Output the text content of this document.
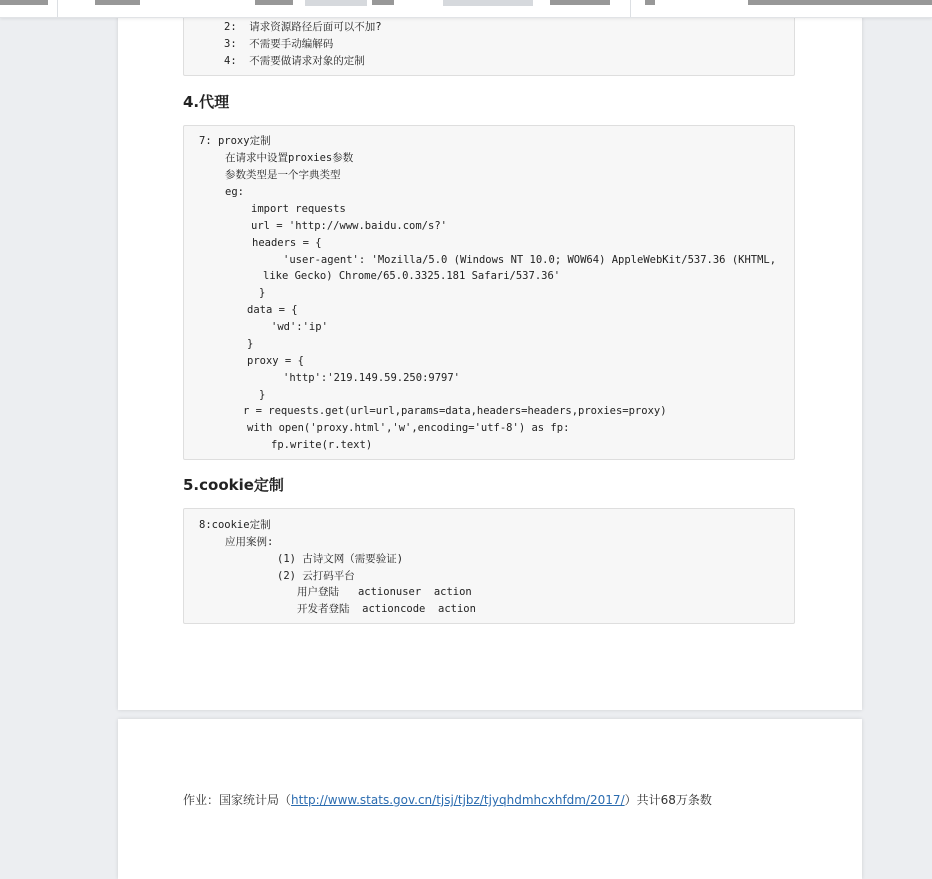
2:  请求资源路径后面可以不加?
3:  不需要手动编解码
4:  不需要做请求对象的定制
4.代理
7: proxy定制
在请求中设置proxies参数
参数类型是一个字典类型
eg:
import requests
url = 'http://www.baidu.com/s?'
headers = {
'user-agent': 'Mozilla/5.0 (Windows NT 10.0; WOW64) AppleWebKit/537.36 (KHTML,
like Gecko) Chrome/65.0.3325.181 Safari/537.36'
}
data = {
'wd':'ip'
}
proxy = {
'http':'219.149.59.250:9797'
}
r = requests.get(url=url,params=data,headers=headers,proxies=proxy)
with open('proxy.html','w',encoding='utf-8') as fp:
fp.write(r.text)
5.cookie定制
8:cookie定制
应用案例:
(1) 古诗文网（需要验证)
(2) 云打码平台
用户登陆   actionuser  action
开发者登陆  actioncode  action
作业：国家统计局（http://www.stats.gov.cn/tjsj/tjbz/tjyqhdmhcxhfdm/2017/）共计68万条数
--
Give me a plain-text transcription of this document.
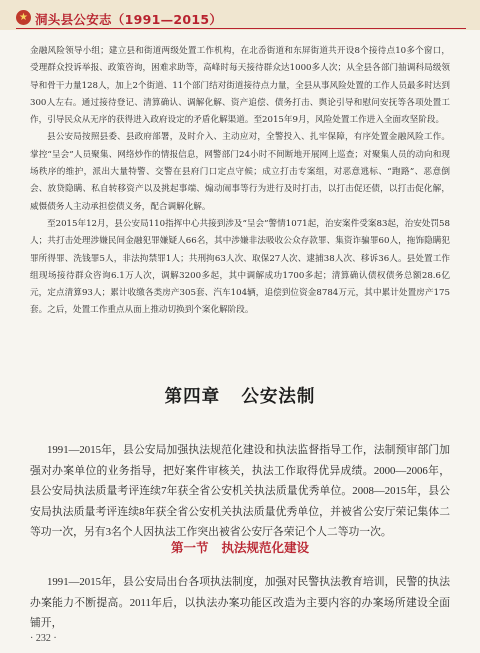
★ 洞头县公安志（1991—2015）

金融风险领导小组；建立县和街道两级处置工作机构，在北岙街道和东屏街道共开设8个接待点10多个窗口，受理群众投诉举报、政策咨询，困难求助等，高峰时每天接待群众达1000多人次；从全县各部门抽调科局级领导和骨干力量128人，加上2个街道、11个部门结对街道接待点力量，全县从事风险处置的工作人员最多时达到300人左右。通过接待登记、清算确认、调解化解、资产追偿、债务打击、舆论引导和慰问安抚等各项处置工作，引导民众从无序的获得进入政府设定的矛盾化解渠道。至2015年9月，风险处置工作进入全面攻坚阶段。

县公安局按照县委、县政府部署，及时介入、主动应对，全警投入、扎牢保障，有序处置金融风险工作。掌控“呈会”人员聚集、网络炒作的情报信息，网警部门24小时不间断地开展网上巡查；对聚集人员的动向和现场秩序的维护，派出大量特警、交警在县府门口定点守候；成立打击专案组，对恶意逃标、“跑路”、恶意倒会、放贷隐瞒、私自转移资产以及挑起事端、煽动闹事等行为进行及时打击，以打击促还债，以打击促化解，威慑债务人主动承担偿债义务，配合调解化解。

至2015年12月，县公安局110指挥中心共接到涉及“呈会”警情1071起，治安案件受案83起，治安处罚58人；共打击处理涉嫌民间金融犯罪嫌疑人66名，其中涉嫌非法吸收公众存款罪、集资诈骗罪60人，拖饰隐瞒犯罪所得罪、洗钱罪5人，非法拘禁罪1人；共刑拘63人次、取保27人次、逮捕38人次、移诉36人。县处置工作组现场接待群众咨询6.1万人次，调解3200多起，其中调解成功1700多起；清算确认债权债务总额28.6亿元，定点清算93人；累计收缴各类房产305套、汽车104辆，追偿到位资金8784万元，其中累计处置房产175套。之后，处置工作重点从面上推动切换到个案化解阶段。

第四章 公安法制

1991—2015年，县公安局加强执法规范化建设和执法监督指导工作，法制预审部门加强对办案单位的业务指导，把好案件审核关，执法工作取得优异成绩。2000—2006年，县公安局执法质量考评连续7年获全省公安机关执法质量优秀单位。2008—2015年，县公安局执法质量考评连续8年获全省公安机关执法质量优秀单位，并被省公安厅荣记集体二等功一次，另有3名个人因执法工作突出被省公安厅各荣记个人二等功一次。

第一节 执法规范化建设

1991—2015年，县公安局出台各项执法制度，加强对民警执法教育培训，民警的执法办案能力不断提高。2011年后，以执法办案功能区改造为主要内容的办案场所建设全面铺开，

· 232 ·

→ REQUIREMENT
From the listing above, pick out each line where the word "data" appears.

→ FINAL ANSWER
data = {
r = requests.get(url=url,params=data,headers=headers,proxies=proxy)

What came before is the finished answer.